= Do this =
Omit the pictures from the entries below and retype everything else exactly.

= Available data =

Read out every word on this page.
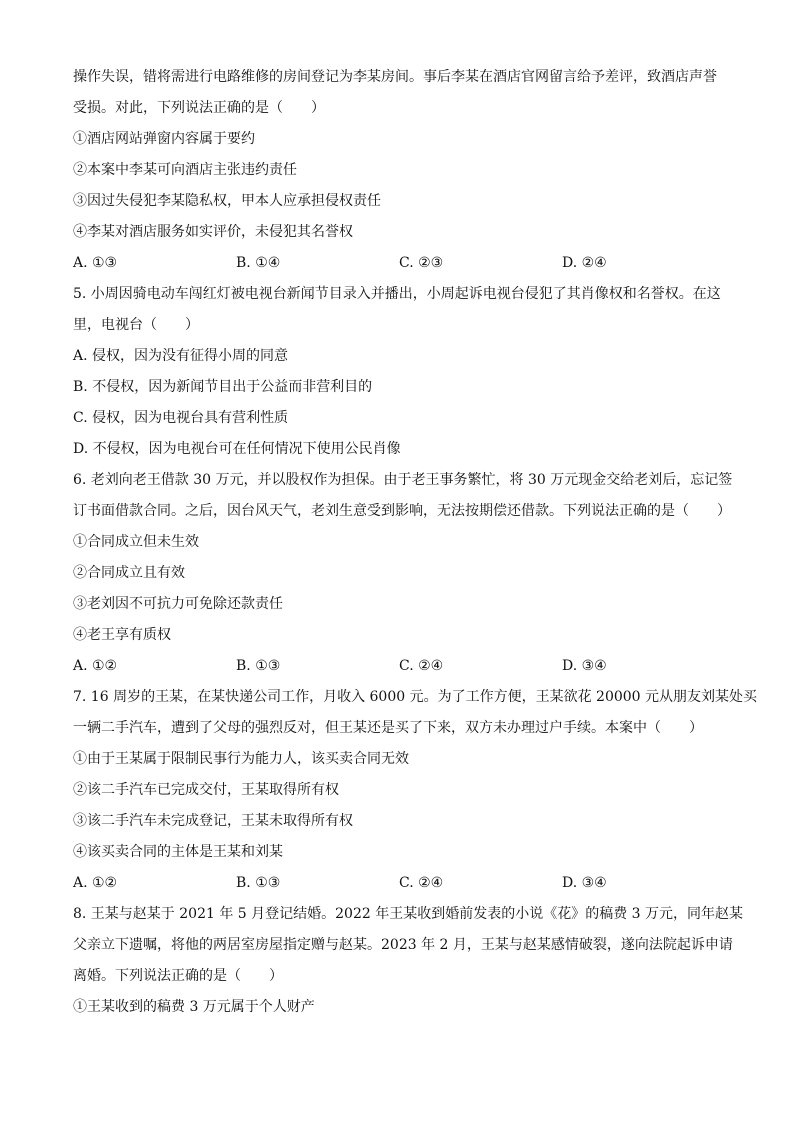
操作失误，错将需进行电路维修的房间登记为李某房间。事后李某在酒店官网留言给予差评，致酒店声誉
受损。对此，下列说法正确的是（　　）
①酒店网站弹窗内容属于要约
②本案中李某可向酒店主张违约责任
③因过失侵犯李某隐私权，甲本人应承担侵权责任
④李某对酒店服务如实评价，未侵犯其名誉权
A. ①③	B. ①④	C. ②③	D. ②④
5. 小周因骑电动车闯红灯被电视台新闻节目录入并播出，小周起诉电视台侵犯了其肖像权和名誉权。在这
里，电视台（　　）
A. 侵权，因为没有征得小周的同意
B. 不侵权，因为新闻节目出于公益而非营利目的
C. 侵权，因为电视台具有营利性质
D. 不侵权，因为电视台可在任何情况下使用公民肖像
6. 老刘向老王借款 30 万元，并以股权作为担保。由于老王事务繁忙，将 30 万元现金交给老刘后，忘记签
订书面借款合同。之后，因台风天气，老刘生意受到影响，无法按期偿还借款。下列说法正确的是（　　）
①合同成立但未生效
②合同成立且有效
③老刘因不可抗力可免除还款责任
④老王享有质权
A. ①②	B. ①③	C. ②④	D. ③④
7. 16 周岁的王某，在某快递公司工作，月收入 6000 元。为了工作方便，王某欲花 20000 元从朋友刘某处买
一辆二手汽车，遭到了父母的强烈反对，但王某还是买了下来，双方未办理过户手续。本案中（　　）
①由于王某属于限制民事行为能力人，该买卖合同无效
②该二手汽车已完成交付，王某取得所有权
③该二手汽车未完成登记，王某未取得所有权
④该买卖合同的主体是王某和刘某
A. ①②	B. ①③	C. ②④	D. ③④
8. 王某与赵某于 2021 年 5 月登记结婚。2022 年王某收到婚前发表的小说《花》的稿费 3 万元，同年赵某
父亲立下遗嘱，将他的两居室房屋指定赠与赵某。2023 年 2 月，王某与赵某感情破裂，遂向法院起诉申请
离婚。下列说法正确的是（　　）
①王某收到的稿费 3 万元属于个人财产
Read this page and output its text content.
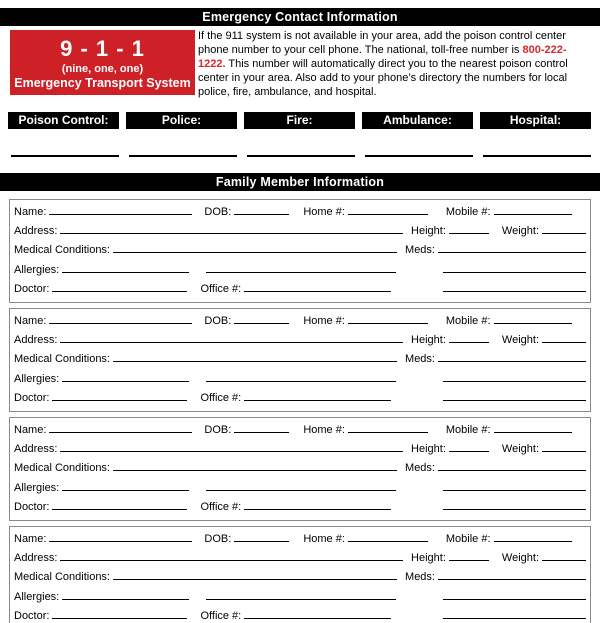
Emergency Contact Information
9 - 1 - 1
(nine, one, one)
Emergency Transport System
If the 911 system is not available in your area, add the poison control center phone number to your cell phone. The national, toll-free number is 800-222-1222. This number will automatically direct you to the nearest poison control center in your area. Also add to your phone’s directory the numbers for local police, fire, ambulance, and hospital.
Poison Control:	Police:	Fire:	Ambulance:	Hospital:
Family Member Information
Name:	DOB:	Home #:	Mobile #:
Address:	Height:	Weight:
Medical Conditions:	Meds:
Allergies:
Doctor:	Office #:
Name:	DOB:	Home #:	Mobile #:
Address:	Height:	Weight:
Medical Conditions:	Meds:
Allergies:
Doctor:	Office #:
Name:	DOB:	Home #:	Mobile #:
Address:	Height:	Weight:
Medical Conditions:	Meds:
Allergies:
Doctor:	Office #:
Name:	DOB:	Home #:	Mobile #:
Address:	Height:	Weight:
Medical Conditions:	Meds:
Allergies:
Doctor:	Office #:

= Result of this task =
Read out every word on this page.
操作失误，错将需进行电路维修的房间登记为李某房间。事后李某在酒店官网留言给予差评，致酒店声誉
受损。对此，下列说法正确的是（　　）
①酒店网站弹窗内容属于要约
②本案中李某可向酒店主张违约责任
③因过失侵犯李某隐私权，甲本人应承担侵权责任
④李某对酒店服务如实评价，未侵犯其名誉权
A. ①③	B. ①④	C. ②③	D. ②④
5. 小周因骑电动车闯红灯被电视台新闻节目录入并播出，小周起诉电视台侵犯了其肖像权和名誉权。在这
里，电视台（　　）
A. 侵权，因为没有征得小周的同意
B. 不侵权，因为新闻节目出于公益而非营利目的
C. 侵权，因为电视台具有营利性质
D. 不侵权，因为电视台可在任何情况下使用公民肖像
6. 老刘向老王借款 30 万元，并以股权作为担保。由于老王事务繁忙，将 30 万元现金交给老刘后，忘记签
订书面借款合同。之后，因台风天气，老刘生意受到影响，无法按期偿还借款。下列说法正确的是（　　）
①合同成立但未生效
②合同成立且有效
③老刘因不可抗力可免除还款责任
④老王享有质权
A. ①②	B. ①③	C. ②④	D. ③④
7. 16 周岁的王某，在某快递公司工作，月收入 6000 元。为了工作方便，王某欲花 20000 元从朋友刘某处买
一辆二手汽车，遭到了父母的强烈反对，但王某还是买了下来，双方未办理过户手续。本案中（　　）
①由于王某属于限制民事行为能力人，该买卖合同无效
②该二手汽车已完成交付，王某取得所有权
③该二手汽车未完成登记，王某未取得所有权
④该买卖合同的主体是王某和刘某
A. ①②	B. ①③	C. ②④	D. ③④
8. 王某与赵某于 2021 年 5 月登记结婚。2022 年王某收到婚前发表的小说《花》的稿费 3 万元，同年赵某
父亲立下遗嘱，将他的两居室房屋指定赠与赵某。2023 年 2 月，王某与赵某感情破裂，遂向法院起诉申请
离婚。下列说法正确的是（　　）
①王某收到的稿费 3 万元属于个人财产
Read this page and output its text content.
Emergency Contact Information
9 - 1 - 1
(nine, one, one)
Emergency Transport System
If the 911 system is not available in your area, add the poison control center phone number to your cell phone. The national, toll-free number is 800-222-1222. This number will automatically direct you to the nearest poison control center in your area. Also add to your phone’s directory the numbers for local police, fire, ambulance, and hospital.
Poison Control:	Police:	Fire:	Ambulance:	Hospital:
Family Member Information
Name:	DOB:	Home #:	Mobile #:
Address:	Height:	Weight:
Medical Conditions:	Meds:
Allergies:
Doctor:	Office #:
Name:	DOB:	Home #:	Mobile #:
Address:	Height:	Weight:
Medical Conditions:	Meds:
Allergies:
Doctor:	Office #:
Name:	DOB:	Home #:	Mobile #:
Address:	Height:	Weight:
Medical Conditions:	Meds:
Allergies:
Doctor:	Office #:
Name:	DOB:	Home #:	Mobile #:
Address:	Height:	Weight:
Medical Conditions:	Meds:
Allergies:
Doctor:	Office #:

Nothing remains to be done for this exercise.